_EXERCISE BRIEF_
Your task is to print every entry below exactly as given.

* * * * *

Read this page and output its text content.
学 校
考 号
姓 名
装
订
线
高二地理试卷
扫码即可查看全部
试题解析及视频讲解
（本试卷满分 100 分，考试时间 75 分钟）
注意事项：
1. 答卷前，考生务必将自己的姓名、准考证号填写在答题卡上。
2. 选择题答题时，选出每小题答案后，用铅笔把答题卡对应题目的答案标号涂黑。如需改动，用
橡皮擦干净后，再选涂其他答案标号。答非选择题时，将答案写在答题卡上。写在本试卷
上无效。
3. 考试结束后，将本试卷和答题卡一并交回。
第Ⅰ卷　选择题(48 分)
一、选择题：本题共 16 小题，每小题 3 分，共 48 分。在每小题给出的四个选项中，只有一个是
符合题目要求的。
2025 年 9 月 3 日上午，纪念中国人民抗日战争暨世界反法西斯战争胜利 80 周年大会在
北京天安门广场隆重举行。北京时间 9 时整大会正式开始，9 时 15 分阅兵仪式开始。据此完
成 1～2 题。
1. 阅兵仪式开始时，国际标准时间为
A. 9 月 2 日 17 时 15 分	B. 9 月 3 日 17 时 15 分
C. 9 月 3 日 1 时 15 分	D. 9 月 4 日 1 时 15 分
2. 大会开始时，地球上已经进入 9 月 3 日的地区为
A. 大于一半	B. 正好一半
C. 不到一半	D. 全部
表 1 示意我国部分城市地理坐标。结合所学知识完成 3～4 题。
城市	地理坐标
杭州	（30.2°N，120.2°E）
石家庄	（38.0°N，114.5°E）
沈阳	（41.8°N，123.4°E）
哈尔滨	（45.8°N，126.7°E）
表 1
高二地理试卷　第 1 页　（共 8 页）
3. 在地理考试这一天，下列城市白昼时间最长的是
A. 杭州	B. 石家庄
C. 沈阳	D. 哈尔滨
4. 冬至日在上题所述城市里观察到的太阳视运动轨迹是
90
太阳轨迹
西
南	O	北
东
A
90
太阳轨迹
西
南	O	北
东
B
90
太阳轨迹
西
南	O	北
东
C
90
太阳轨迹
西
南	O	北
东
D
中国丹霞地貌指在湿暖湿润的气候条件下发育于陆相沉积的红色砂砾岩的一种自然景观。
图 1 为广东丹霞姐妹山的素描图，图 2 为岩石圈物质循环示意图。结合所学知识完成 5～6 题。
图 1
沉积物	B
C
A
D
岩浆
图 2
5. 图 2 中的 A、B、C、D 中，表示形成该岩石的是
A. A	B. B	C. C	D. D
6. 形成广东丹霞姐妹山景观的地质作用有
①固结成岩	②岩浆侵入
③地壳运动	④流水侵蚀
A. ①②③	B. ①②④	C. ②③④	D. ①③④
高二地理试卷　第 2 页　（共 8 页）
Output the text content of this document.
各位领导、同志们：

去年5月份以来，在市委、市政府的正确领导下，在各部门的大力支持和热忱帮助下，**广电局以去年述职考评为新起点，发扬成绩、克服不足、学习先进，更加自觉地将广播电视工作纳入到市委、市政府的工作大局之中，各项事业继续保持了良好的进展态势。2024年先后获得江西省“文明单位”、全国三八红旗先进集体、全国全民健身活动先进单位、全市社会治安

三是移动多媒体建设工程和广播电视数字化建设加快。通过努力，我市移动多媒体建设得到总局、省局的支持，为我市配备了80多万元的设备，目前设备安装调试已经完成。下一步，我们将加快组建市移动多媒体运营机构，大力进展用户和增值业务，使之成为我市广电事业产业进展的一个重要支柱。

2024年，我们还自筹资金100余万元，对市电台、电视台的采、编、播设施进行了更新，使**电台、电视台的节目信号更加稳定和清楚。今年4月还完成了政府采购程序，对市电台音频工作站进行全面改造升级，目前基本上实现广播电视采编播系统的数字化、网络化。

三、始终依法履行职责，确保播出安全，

* * * * *

_OUTPUT FOR THIS TASK_
Read this page and output its text content.
学 校
考 号
姓 名
装
订
线
高二地理试卷
扫码即可查看全部
试题解析及视频讲解
（本试卷满分 100 分，考试时间 75 分钟）
注意事项：
1. 答卷前，考生务必将自己的姓名、准考证号填写在答题卡上。
2. 选择题答题时，选出每小题答案后，用铅笔把答题卡对应题目的答案标号涂黑。如需改动，用
橡皮擦干净后，再选涂其他答案标号。答非选择题时，将答案写在答题卡上。写在本试卷
上无效。
3. 考试结束后，将本试卷和答题卡一并交回。
第Ⅰ卷　选择题(48 分)
一、选择题：本题共 16 小题，每小题 3 分，共 48 分。在每小题给出的四个选项中，只有一个是
符合题目要求的。
2025 年 9 月 3 日上午，纪念中国人民抗日战争暨世界反法西斯战争胜利 80 周年大会在
北京天安门广场隆重举行。北京时间 9 时整大会正式开始，9 时 15 分阅兵仪式开始。据此完
成 1～2 题。
1. 阅兵仪式开始时，国际标准时间为
A. 9 月 2 日 17 时 15 分	B. 9 月 3 日 17 时 15 分
C. 9 月 3 日 1 时 15 分	D. 9 月 4 日 1 时 15 分
2. 大会开始时，地球上已经进入 9 月 3 日的地区为
A. 大于一半	B. 正好一半
C. 不到一半	D. 全部
表 1 示意我国部分城市地理坐标。结合所学知识完成 3～4 题。
城市	地理坐标
杭州	（30.2°N，120.2°E）
石家庄	（38.0°N，114.5°E）
沈阳	（41.8°N，123.4°E）
哈尔滨	（45.8°N，126.7°E）
表 1
高二地理试卷　第 1 页　（共 8 页）
3. 在地理考试这一天，下列城市白昼时间最长的是
A. 杭州	B. 石家庄
C. 沈阳	D. 哈尔滨
4. 冬至日在上题所述城市里观察到的太阳视运动轨迹是
90
太阳轨迹
西
南	O	北
东
A
90
太阳轨迹
西
南	O	北
东
B
90
太阳轨迹
西
南	O	北
东
C
90
太阳轨迹
西
南	O	北
东
D
中国丹霞地貌指在湿暖湿润的气候条件下发育于陆相沉积的红色砂砾岩的一种自然景观。
图 1 为广东丹霞姐妹山的素描图，图 2 为岩石圈物质循环示意图。结合所学知识完成 5～6 题。
图 1
沉积物	B
C
A
D
岩浆
图 2
5. 图 2 中的 A、B、C、D 中，表示形成该岩石的是
A. A	B. B	C. C	D. D
6. 形成广东丹霞姐妹山景观的地质作用有
①固结成岩	②岩浆侵入
③地壳运动	④流水侵蚀
A. ①②③	B. ①②④	C. ②③④	D. ①③④
高二地理试卷　第 2 页　（共 8 页）
Output the text content of this document.
各位领导、同志们：

去年5月份以来，在市委、市政府的正确领导下，在各部门的大力支持和热忱帮助下，**广电局以去年述职考评为新起点，发扬成绩、克服不足、学习先进，更加自觉地将广播电视工作纳入到市委、市政府的工作大局之中，各项事业继续保持了良好的进展态势。2024年先后获得江西省“文明单位”、全国三八红旗先进集体、全国全民健身活动先进单位、全市社会治安

三是移动多媒体建设工程和广播电视数字化建设加快。通过努力，我市移动多媒体建设得到总局、省局的支持，为我市配备了80多万元的设备，目前设备安装调试已经完成。下一步，我们将加快组建市移动多媒体运营机构，大力进展用户和增值业务，使之成为我市广电事业产业进展的一个重要支柱。

2024年，我们还自筹资金100余万元，对市电台、电视台的采、编、播设施进行了更新，使**电台、电视台的节目信号更加稳定和清楚。今年4月还完成了政府采购程序，对市电台音频工作站进行全面改造升级，目前基本上实现广播电视采编播系统的数字化、网络化。

三、始终依法履行职责，确保播出安全，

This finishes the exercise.